What is needed: Only a number is wanted here: the number of lines of the data that include "JSON".

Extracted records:
******************************
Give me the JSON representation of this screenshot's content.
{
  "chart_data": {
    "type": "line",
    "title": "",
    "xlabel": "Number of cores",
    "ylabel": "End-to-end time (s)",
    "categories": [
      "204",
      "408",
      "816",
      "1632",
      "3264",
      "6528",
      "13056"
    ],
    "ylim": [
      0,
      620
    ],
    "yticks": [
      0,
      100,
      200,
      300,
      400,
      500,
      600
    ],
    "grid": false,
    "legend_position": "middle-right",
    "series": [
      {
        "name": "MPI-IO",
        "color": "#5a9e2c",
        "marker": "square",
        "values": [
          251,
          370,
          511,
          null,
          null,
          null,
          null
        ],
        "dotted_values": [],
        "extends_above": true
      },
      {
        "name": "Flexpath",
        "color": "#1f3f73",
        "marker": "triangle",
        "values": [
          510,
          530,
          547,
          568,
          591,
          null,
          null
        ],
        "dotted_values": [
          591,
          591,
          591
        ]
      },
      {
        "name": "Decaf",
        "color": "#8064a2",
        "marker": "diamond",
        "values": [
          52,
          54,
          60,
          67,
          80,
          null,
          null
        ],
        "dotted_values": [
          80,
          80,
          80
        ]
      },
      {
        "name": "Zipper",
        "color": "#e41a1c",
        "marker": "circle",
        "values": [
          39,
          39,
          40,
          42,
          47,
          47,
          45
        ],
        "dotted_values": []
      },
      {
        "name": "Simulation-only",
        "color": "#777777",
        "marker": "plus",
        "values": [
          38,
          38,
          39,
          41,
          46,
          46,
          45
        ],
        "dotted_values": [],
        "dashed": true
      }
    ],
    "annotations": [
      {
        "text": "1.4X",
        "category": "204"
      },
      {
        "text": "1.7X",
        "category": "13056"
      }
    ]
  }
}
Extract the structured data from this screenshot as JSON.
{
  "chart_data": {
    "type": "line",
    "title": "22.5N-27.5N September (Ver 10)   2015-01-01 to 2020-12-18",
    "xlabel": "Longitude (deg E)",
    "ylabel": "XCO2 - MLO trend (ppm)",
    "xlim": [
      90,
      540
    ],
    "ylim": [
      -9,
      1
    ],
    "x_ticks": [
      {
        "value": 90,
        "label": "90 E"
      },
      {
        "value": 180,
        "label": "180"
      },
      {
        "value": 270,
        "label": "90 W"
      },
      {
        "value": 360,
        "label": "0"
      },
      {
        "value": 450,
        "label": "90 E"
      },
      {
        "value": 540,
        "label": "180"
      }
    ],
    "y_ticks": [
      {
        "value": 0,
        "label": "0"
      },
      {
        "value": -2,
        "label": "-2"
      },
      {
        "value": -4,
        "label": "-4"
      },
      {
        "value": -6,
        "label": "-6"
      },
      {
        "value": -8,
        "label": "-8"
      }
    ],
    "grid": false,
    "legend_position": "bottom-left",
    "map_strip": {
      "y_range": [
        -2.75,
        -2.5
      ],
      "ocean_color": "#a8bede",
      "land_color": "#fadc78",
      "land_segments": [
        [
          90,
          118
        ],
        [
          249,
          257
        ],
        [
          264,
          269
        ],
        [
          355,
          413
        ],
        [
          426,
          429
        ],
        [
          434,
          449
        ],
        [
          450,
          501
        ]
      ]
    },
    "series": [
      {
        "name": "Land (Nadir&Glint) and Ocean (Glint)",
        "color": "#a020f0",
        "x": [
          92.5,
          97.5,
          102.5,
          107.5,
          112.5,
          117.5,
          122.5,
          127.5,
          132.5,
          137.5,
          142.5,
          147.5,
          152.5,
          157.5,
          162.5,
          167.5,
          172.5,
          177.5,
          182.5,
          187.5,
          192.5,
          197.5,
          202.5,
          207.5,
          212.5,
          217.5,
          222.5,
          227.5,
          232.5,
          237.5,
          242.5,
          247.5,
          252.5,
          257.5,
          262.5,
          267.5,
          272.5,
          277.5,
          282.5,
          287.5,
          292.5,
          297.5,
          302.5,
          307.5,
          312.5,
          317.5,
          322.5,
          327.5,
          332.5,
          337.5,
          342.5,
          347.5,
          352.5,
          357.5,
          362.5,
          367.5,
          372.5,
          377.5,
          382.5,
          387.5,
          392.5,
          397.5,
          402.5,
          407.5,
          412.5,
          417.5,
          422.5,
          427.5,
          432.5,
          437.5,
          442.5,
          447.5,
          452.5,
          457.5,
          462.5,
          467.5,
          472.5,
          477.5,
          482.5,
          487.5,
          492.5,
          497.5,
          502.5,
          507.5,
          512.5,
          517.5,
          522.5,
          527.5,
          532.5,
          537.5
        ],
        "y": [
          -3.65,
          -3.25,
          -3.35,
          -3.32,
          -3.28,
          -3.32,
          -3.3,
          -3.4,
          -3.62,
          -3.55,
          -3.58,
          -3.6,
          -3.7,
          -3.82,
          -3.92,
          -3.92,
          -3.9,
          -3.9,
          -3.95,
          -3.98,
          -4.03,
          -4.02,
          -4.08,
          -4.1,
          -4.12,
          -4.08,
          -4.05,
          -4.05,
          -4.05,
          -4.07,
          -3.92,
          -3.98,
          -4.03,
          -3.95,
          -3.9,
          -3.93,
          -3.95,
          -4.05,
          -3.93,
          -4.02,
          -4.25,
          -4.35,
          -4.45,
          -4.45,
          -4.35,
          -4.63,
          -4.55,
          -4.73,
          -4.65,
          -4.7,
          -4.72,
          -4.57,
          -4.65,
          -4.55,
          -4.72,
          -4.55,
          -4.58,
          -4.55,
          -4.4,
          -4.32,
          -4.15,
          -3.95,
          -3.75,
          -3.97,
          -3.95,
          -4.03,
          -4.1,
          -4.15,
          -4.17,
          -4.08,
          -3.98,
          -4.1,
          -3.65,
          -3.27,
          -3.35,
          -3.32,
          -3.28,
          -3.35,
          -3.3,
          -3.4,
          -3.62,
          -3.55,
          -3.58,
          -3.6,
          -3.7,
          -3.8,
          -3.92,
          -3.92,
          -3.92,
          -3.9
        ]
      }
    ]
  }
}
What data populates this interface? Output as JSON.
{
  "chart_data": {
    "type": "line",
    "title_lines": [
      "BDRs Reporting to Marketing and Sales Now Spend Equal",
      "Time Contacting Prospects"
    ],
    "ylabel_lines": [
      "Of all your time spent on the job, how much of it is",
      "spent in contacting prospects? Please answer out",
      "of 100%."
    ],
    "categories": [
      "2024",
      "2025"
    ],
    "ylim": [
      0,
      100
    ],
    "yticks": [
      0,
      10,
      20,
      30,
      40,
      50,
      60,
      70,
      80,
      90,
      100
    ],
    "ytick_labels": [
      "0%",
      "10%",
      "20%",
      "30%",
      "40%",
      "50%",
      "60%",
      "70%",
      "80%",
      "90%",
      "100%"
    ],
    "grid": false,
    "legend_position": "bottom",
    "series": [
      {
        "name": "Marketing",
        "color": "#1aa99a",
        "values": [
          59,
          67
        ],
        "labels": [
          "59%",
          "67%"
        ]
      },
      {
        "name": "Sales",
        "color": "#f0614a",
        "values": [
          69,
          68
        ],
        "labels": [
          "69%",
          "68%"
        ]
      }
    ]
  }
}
******************************
Written reply: 3